## Given records
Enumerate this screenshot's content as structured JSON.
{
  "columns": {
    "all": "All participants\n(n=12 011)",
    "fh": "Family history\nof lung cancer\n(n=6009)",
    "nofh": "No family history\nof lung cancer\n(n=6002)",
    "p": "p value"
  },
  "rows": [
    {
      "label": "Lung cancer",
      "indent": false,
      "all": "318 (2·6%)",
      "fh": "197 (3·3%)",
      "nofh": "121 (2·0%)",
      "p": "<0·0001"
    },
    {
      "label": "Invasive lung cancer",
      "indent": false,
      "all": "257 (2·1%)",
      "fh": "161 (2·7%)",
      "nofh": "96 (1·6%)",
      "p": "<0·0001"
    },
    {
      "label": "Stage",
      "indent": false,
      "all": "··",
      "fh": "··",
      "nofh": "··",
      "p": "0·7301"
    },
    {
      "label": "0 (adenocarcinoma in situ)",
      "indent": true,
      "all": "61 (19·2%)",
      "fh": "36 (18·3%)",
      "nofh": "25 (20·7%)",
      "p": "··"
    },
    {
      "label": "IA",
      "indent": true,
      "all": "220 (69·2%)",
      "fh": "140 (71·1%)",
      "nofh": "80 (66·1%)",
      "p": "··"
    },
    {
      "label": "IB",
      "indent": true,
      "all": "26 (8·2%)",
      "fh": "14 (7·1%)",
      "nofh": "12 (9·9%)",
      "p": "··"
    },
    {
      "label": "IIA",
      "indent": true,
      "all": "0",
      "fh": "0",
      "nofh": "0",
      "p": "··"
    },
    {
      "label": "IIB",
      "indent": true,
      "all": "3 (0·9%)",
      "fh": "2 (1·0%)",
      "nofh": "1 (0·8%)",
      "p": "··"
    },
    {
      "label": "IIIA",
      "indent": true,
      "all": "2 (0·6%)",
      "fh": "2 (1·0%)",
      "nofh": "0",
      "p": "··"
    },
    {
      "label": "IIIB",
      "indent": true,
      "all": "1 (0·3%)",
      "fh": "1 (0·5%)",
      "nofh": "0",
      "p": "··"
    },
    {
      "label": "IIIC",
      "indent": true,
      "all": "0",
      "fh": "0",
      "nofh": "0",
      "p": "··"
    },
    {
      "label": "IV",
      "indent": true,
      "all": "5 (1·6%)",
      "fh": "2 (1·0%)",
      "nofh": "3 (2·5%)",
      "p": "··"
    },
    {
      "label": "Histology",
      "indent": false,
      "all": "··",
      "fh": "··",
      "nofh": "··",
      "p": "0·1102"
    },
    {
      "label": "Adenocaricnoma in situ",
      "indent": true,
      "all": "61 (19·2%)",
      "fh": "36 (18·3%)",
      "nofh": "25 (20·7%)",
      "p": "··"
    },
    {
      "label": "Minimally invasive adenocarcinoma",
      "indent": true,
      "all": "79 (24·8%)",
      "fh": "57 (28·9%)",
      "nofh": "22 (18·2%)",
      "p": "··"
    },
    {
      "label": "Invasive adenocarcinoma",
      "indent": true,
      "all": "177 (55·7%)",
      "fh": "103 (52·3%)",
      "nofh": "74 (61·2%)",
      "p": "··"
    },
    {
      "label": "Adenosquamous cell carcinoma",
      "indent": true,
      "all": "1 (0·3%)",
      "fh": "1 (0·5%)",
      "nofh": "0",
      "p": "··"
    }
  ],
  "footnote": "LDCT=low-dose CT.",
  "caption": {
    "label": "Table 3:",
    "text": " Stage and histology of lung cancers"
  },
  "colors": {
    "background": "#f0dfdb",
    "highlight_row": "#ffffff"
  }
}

## What to do
Each line of the material should be echoed exactly.

## Correct result
Enumerate this screenshot's content as structured JSON.
{
  "columns": {
    "all": "All participants\n(n=12 011)",
    "fh": "Family history\nof lung cancer\n(n=6009)",
    "nofh": "No family history\nof lung cancer\n(n=6002)",
    "p": "p value"
  },
  "rows": [
    {
      "label": "Lung cancer",
      "indent": false,
      "all": "318 (2·6%)",
      "fh": "197 (3·3%)",
      "nofh": "121 (2·0%)",
      "p": "<0·0001"
    },
    {
      "label": "Invasive lung cancer",
      "indent": false,
      "all": "257 (2·1%)",
      "fh": "161 (2·7%)",
      "nofh": "96 (1·6%)",
      "p": "<0·0001"
    },
    {
      "label": "Stage",
      "indent": false,
      "all": "··",
      "fh": "··",
      "nofh": "··",
      "p": "0·7301"
    },
    {
      "label": "0 (adenocarcinoma in situ)",
      "indent": true,
      "all": "61 (19·2%)",
      "fh": "36 (18·3%)",
      "nofh": "25 (20·7%)",
      "p": "··"
    },
    {
      "label": "IA",
      "indent": true,
      "all": "220 (69·2%)",
      "fh": "140 (71·1%)",
      "nofh": "80 (66·1%)",
      "p": "··"
    },
    {
      "label": "IB",
      "indent": true,
      "all": "26 (8·2%)",
      "fh": "14 (7·1%)",
      "nofh": "12 (9·9%)",
      "p": "··"
    },
    {
      "label": "IIA",
      "indent": true,
      "all": "0",
      "fh": "0",
      "nofh": "0",
      "p": "··"
    },
    {
      "label": "IIB",
      "indent": true,
      "all": "3 (0·9%)",
      "fh": "2 (1·0%)",
      "nofh": "1 (0·8%)",
      "p": "··"
    },
    {
      "label": "IIIA",
      "indent": true,
      "all": "2 (0·6%)",
      "fh": "2 (1·0%)",
      "nofh": "0",
      "p": "··"
    },
    {
      "label": "IIIB",
      "indent": true,
      "all": "1 (0·3%)",
      "fh": "1 (0·5%)",
      "nofh": "0",
      "p": "··"
    },
    {
      "label": "IIIC",
      "indent": true,
      "all": "0",
      "fh": "0",
      "nofh": "0",
      "p": "··"
    },
    {
      "label": "IV",
      "indent": true,
      "all": "5 (1·6%)",
      "fh": "2 (1·0%)",
      "nofh": "3 (2·5%)",
      "p": "··"
    },
    {
      "label": "Histology",
      "indent": false,
      "all": "··",
      "fh": "··",
      "nofh": "··",
      "p": "0·1102"
    },
    {
      "label": "Adenocaricnoma in situ",
      "indent": true,
      "all": "61 (19·2%)",
      "fh": "36 (18·3%)",
      "nofh": "25 (20·7%)",
      "p": "··"
    },
    {
      "label": "Minimally invasive adenocarcinoma",
      "indent": true,
      "all": "79 (24·8%)",
      "fh": "57 (28·9%)",
      "nofh": "22 (18·2%)",
      "p": "··"
    },
    {
      "label": "Invasive adenocarcinoma",
      "indent": true,
      "all": "177 (55·7%)",
      "fh": "103 (52·3%)",
      "nofh": "74 (61·2%)",
      "p": "··"
    },
    {
      "label": "Adenosquamous cell carcinoma",
      "indent": true,
      "all": "1 (0·3%)",
      "fh": "1 (0·5%)",
      "nofh": "0",
      "p": "··"
    }
  ],
  "footnote": "LDCT=low-dose CT.",
  "caption": {
    "label": "Table 3:",
    "text": " Stage and histology of lung cancers"
  },
  "colors": {
    "background": "#f0dfdb",
    "highlight_row": "#ffffff"
  }
}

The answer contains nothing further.